■ What is required ■
Transcribe all the entries word for word, skipping the pictures.

A run of records:

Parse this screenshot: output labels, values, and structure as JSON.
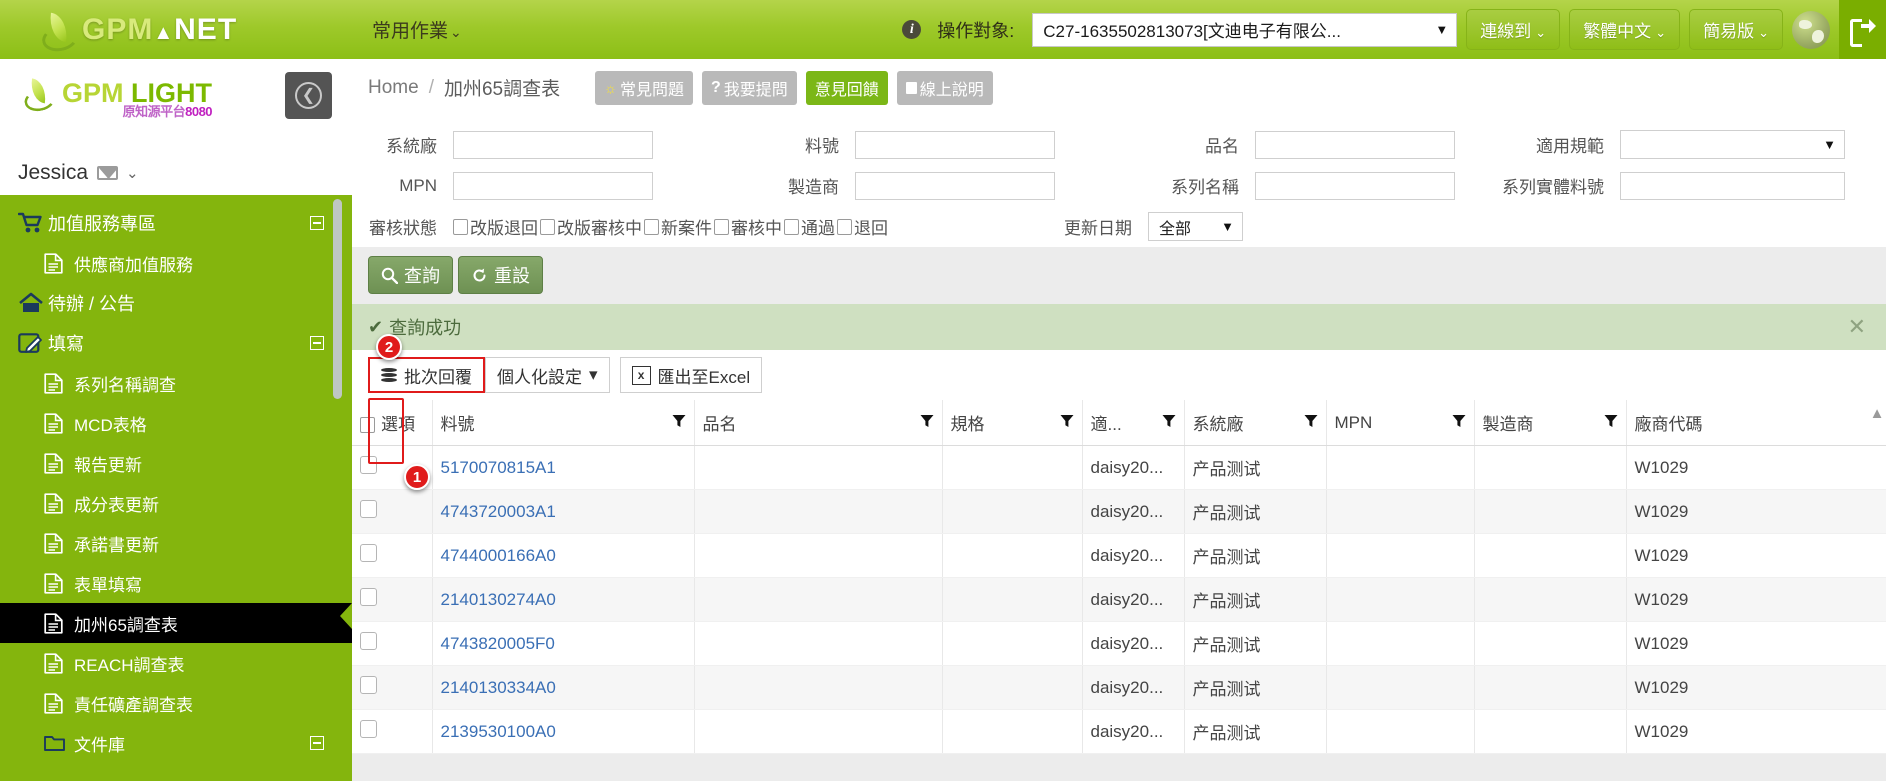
{
  "topbar": {
    "brand_gpm": "GPM",
    "brand_tri": "▲",
    "brand_net": "NET",
    "menu_label": "常用作業",
    "menu_caret": "⌄",
    "info_icon": "i",
    "operate_label": "操作對象:",
    "operate_value": "C27-1635502813073[文迪电子有限公...",
    "connect_label": "連線到",
    "lang_label": "繁體中文",
    "simple_label": "簡易版",
    "globe_icon": "globe-icon",
    "logout_icon": "logout-icon"
  },
  "sidebar": {
    "logo_g": "GPM",
    "logo_light": "LIGHT",
    "logo_sub": "原知源平台",
    "logo_sub_num": "8080",
    "collapse_icon": "←",
    "user_name": "Jessica",
    "mail_icon": "mail-icon",
    "user_caret": "⌄",
    "items": [
      {
        "label": "加值服務專區",
        "icon": "cart-icon",
        "level": 0,
        "toggle": true,
        "active": false
      },
      {
        "label": "供應商加值服務",
        "icon": "doc-icon",
        "level": 1,
        "toggle": false,
        "active": false
      },
      {
        "label": "待辦 / 公告",
        "icon": "home-icon",
        "level": 0,
        "toggle": false,
        "active": false
      },
      {
        "label": "填寫",
        "icon": "pencil-icon",
        "level": 0,
        "toggle": true,
        "active": false
      },
      {
        "label": "系列名稱調查",
        "icon": "doc-icon",
        "level": 1,
        "toggle": false,
        "active": false
      },
      {
        "label": "MCD表格",
        "icon": "doc-icon",
        "level": 1,
        "toggle": false,
        "active": false
      },
      {
        "label": "報告更新",
        "icon": "doc-icon",
        "level": 1,
        "toggle": false,
        "active": false
      },
      {
        "label": "成分表更新",
        "icon": "doc-icon",
        "level": 1,
        "toggle": false,
        "active": false
      },
      {
        "label": "承諾書更新",
        "icon": "doc-icon",
        "level": 1,
        "toggle": false,
        "active": false
      },
      {
        "label": "表單填寫",
        "icon": "doc-icon",
        "level": 1,
        "toggle": false,
        "active": false
      },
      {
        "label": "加州65調查表",
        "icon": "doc-icon",
        "level": 1,
        "toggle": false,
        "active": true
      },
      {
        "label": "REACH調查表",
        "icon": "doc-icon",
        "level": 1,
        "toggle": false,
        "active": false
      },
      {
        "label": "責任礦產調查表",
        "icon": "doc-icon",
        "level": 1,
        "toggle": false,
        "active": false
      },
      {
        "label": "文件庫",
        "icon": "folder-icon",
        "level": 1,
        "toggle": true,
        "active": false
      }
    ]
  },
  "breadcrumb": {
    "home": "Home",
    "sep": "/",
    "current": "加州65調查表"
  },
  "help_buttons": [
    {
      "label": "常見問題",
      "icon": "bulb-icon",
      "style": "gray"
    },
    {
      "label": "我要提問",
      "icon": "question-icon",
      "style": "gray"
    },
    {
      "label": "意見回饋",
      "icon": "none",
      "style": "green"
    },
    {
      "label": "線上說明",
      "icon": "book-icon",
      "style": "gray"
    }
  ],
  "search_form": {
    "row1": [
      {
        "label": "系統廠",
        "value": "",
        "type": "text"
      },
      {
        "label": "料號",
        "value": "",
        "type": "text"
      },
      {
        "label": "品名",
        "value": "",
        "type": "text"
      },
      {
        "label": "適用規範",
        "value": "",
        "type": "select"
      }
    ],
    "row2": [
      {
        "label": "MPN",
        "value": "",
        "type": "text"
      },
      {
        "label": "製造商",
        "value": "",
        "type": "text"
      },
      {
        "label": "系列名稱",
        "value": "",
        "type": "text"
      },
      {
        "label": "系列實體料號",
        "value": "",
        "type": "text"
      }
    ],
    "status_label": "審核狀態",
    "status_options": [
      "改版退回",
      "改版審核中",
      "新案件",
      "審核中",
      "通過",
      "退回"
    ],
    "date_label": "更新日期",
    "date_value": "全部",
    "search_button": "查詢",
    "reset_button": "重設",
    "search_icon": "search-icon",
    "reset_icon": "reset-icon"
  },
  "alert": {
    "icon": "check-icon",
    "message": "查詢成功",
    "close": "✕"
  },
  "toolbar": {
    "batch_reply": "批次回覆",
    "batch_icon": "stack-icon",
    "personalize": "個人化設定",
    "personalize_caret": "▾",
    "export_excel": "匯出至Excel",
    "excel_icon": "excel-icon"
  },
  "badges": [
    {
      "number": "1"
    },
    {
      "number": "2"
    }
  ],
  "table": {
    "select_header": "選項",
    "columns": [
      "料號",
      "品名",
      "規格",
      "適...",
      "系統廠",
      "MPN",
      "製造商",
      "廠商代碼"
    ],
    "rows": [
      {
        "part_no": "5170070815A1",
        "name": "",
        "spec": "",
        "scope": "daisy20...",
        "system": "产品测试",
        "mpn": "",
        "maker": "",
        "vendor": "W1029"
      },
      {
        "part_no": "4743720003A1",
        "name": "",
        "spec": "",
        "scope": "daisy20...",
        "system": "产品测试",
        "mpn": "",
        "maker": "",
        "vendor": "W1029"
      },
      {
        "part_no": "4744000166A0",
        "name": "",
        "spec": "",
        "scope": "daisy20...",
        "system": "产品测试",
        "mpn": "",
        "maker": "",
        "vendor": "W1029"
      },
      {
        "part_no": "2140130274A0",
        "name": "",
        "spec": "",
        "scope": "daisy20...",
        "system": "产品测试",
        "mpn": "",
        "maker": "",
        "vendor": "W1029"
      },
      {
        "part_no": "4743820005F0",
        "name": "",
        "spec": "",
        "scope": "daisy20...",
        "system": "产品测试",
        "mpn": "",
        "maker": "",
        "vendor": "W1029"
      },
      {
        "part_no": "2140130334A0",
        "name": "",
        "spec": "",
        "scope": "daisy20...",
        "system": "产品测试",
        "mpn": "",
        "maker": "",
        "vendor": "W1029"
      },
      {
        "part_no": "2139530100A0",
        "name": "",
        "spec": "",
        "scope": "daisy20...",
        "system": "产品测试",
        "mpn": "",
        "maker": "",
        "vendor": "W1029"
      }
    ],
    "scroll_up_icon": "▲"
  },
  "colors": {
    "brand_green": "#8cbf16",
    "sidebar_green": "#84b50d",
    "accent_red": "#e01b1b",
    "link_blue": "#3a6fb5",
    "alert_bg": "#cfe0c1"
  }
}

■ Written solution ■
Parse this screenshot: output labels, values, and structure as JSON.
{
  "topbar": {
    "brand_gpm": "GPM",
    "brand_tri": "▲",
    "brand_net": "NET",
    "menu_label": "常用作業",
    "menu_caret": "⌄",
    "info_icon": "i",
    "operate_label": "操作對象:",
    "operate_value": "C27-1635502813073[文迪电子有限公...",
    "connect_label": "連線到",
    "lang_label": "繁體中文",
    "simple_label": "簡易版",
    "globe_icon": "globe-icon",
    "logout_icon": "logout-icon"
  },
  "sidebar": {
    "logo_g": "GPM",
    "logo_light": "LIGHT",
    "logo_sub": "原知源平台",
    "logo_sub_num": "8080",
    "collapse_icon": "←",
    "user_name": "Jessica",
    "mail_icon": "mail-icon",
    "user_caret": "⌄",
    "items": [
      {
        "label": "加值服務專區",
        "icon": "cart-icon",
        "level": 0,
        "toggle": true,
        "active": false
      },
      {
        "label": "供應商加值服務",
        "icon": "doc-icon",
        "level": 1,
        "toggle": false,
        "active": false
      },
      {
        "label": "待辦 / 公告",
        "icon": "home-icon",
        "level": 0,
        "toggle": false,
        "active": false
      },
      {
        "label": "填寫",
        "icon": "pencil-icon",
        "level": 0,
        "toggle": true,
        "active": false
      },
      {
        "label": "系列名稱調查",
        "icon": "doc-icon",
        "level": 1,
        "toggle": false,
        "active": false
      },
      {
        "label": "MCD表格",
        "icon": "doc-icon",
        "level": 1,
        "toggle": false,
        "active": false
      },
      {
        "label": "報告更新",
        "icon": "doc-icon",
        "level": 1,
        "toggle": false,
        "active": false
      },
      {
        "label": "成分表更新",
        "icon": "doc-icon",
        "level": 1,
        "toggle": false,
        "active": false
      },
      {
        "label": "承諾書更新",
        "icon": "doc-icon",
        "level": 1,
        "toggle": false,
        "active": false
      },
      {
        "label": "表單填寫",
        "icon": "doc-icon",
        "level": 1,
        "toggle": false,
        "active": false
      },
      {
        "label": "加州65調查表",
        "icon": "doc-icon",
        "level": 1,
        "toggle": false,
        "active": true
      },
      {
        "label": "REACH調查表",
        "icon": "doc-icon",
        "level": 1,
        "toggle": false,
        "active": false
      },
      {
        "label": "責任礦產調查表",
        "icon": "doc-icon",
        "level": 1,
        "toggle": false,
        "active": false
      },
      {
        "label": "文件庫",
        "icon": "folder-icon",
        "level": 1,
        "toggle": true,
        "active": false
      }
    ]
  },
  "breadcrumb": {
    "home": "Home",
    "sep": "/",
    "current": "加州65調查表"
  },
  "help_buttons": [
    {
      "label": "常見問題",
      "icon": "bulb-icon",
      "style": "gray"
    },
    {
      "label": "我要提問",
      "icon": "question-icon",
      "style": "gray"
    },
    {
      "label": "意見回饋",
      "icon": "none",
      "style": "green"
    },
    {
      "label": "線上說明",
      "icon": "book-icon",
      "style": "gray"
    }
  ],
  "search_form": {
    "row1": [
      {
        "label": "系統廠",
        "value": "",
        "type": "text"
      },
      {
        "label": "料號",
        "value": "",
        "type": "text"
      },
      {
        "label": "品名",
        "value": "",
        "type": "text"
      },
      {
        "label": "適用規範",
        "value": "",
        "type": "select"
      }
    ],
    "row2": [
      {
        "label": "MPN",
        "value": "",
        "type": "text"
      },
      {
        "label": "製造商",
        "value": "",
        "type": "text"
      },
      {
        "label": "系列名稱",
        "value": "",
        "type": "text"
      },
      {
        "label": "系列實體料號",
        "value": "",
        "type": "text"
      }
    ],
    "status_label": "審核狀態",
    "status_options": [
      "改版退回",
      "改版審核中",
      "新案件",
      "審核中",
      "通過",
      "退回"
    ],
    "date_label": "更新日期",
    "date_value": "全部",
    "search_button": "查詢",
    "reset_button": "重設",
    "search_icon": "search-icon",
    "reset_icon": "reset-icon"
  },
  "alert": {
    "icon": "check-icon",
    "message": "查詢成功",
    "close": "✕"
  },
  "toolbar": {
    "batch_reply": "批次回覆",
    "batch_icon": "stack-icon",
    "personalize": "個人化設定",
    "personalize_caret": "▾",
    "export_excel": "匯出至Excel",
    "excel_icon": "excel-icon"
  },
  "badges": [
    {
      "number": "1"
    },
    {
      "number": "2"
    }
  ],
  "table": {
    "select_header": "選項",
    "columns": [
      "料號",
      "品名",
      "規格",
      "適...",
      "系統廠",
      "MPN",
      "製造商",
      "廠商代碼"
    ],
    "rows": [
      {
        "part_no": "5170070815A1",
        "name": "",
        "spec": "",
        "scope": "daisy20...",
        "system": "产品测试",
        "mpn": "",
        "maker": "",
        "vendor": "W1029"
      },
      {
        "part_no": "4743720003A1",
        "name": "",
        "spec": "",
        "scope": "daisy20...",
        "system": "产品测试",
        "mpn": "",
        "maker": "",
        "vendor": "W1029"
      },
      {
        "part_no": "4744000166A0",
        "name": "",
        "spec": "",
        "scope": "daisy20...",
        "system": "产品测试",
        "mpn": "",
        "maker": "",
        "vendor": "W1029"
      },
      {
        "part_no": "2140130274A0",
        "name": "",
        "spec": "",
        "scope": "daisy20...",
        "system": "产品测试",
        "mpn": "",
        "maker": "",
        "vendor": "W1029"
      },
      {
        "part_no": "4743820005F0",
        "name": "",
        "spec": "",
        "scope": "daisy20...",
        "system": "产品测试",
        "mpn": "",
        "maker": "",
        "vendor": "W1029"
      },
      {
        "part_no": "2140130334A0",
        "name": "",
        "spec": "",
        "scope": "daisy20...",
        "system": "产品测试",
        "mpn": "",
        "maker": "",
        "vendor": "W1029"
      },
      {
        "part_no": "2139530100A0",
        "name": "",
        "spec": "",
        "scope": "daisy20...",
        "system": "产品测试",
        "mpn": "",
        "maker": "",
        "vendor": "W1029"
      }
    ],
    "scroll_up_icon": "▲"
  },
  "colors": {
    "brand_green": "#8cbf16",
    "sidebar_green": "#84b50d",
    "accent_red": "#e01b1b",
    "link_blue": "#3a6fb5",
    "alert_bg": "#cfe0c1"
  }
}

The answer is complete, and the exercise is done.